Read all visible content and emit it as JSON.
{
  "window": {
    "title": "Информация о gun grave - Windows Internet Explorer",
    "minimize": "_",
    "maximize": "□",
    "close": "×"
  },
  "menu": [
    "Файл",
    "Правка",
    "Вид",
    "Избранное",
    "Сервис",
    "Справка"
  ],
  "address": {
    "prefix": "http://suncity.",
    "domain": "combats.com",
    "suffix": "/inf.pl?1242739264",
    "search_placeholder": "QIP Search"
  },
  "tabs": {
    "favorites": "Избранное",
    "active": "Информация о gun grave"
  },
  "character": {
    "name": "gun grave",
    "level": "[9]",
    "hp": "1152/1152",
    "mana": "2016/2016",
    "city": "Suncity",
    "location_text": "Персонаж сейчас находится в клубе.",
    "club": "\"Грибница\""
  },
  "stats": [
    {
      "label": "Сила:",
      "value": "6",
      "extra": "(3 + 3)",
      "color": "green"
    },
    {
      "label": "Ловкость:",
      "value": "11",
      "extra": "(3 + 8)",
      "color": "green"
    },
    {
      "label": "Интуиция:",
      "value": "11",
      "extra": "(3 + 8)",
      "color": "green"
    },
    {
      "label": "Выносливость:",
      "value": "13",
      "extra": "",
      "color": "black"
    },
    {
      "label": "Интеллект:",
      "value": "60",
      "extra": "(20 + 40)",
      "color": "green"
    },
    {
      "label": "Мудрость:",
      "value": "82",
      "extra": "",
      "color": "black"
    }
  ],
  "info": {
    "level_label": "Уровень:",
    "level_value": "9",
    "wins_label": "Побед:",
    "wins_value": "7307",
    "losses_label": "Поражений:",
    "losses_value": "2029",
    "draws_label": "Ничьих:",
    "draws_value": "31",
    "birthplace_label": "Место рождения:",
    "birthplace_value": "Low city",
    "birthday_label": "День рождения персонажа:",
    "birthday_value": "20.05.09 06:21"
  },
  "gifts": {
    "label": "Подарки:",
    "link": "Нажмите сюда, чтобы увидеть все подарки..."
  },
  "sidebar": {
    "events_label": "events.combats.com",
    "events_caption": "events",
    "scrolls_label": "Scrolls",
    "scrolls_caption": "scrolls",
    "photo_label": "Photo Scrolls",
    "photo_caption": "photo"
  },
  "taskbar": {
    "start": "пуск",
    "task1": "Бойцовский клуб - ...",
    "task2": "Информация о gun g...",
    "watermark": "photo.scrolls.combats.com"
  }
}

▶ Given request: Copy every line above in which the string "Информация" shows up.

▶ Full answer:
    "title": "Информация о gun grave - Windows Internet Explorer",
    "active": "Информация о gun grave"
    "task2": "Информация о gun g...",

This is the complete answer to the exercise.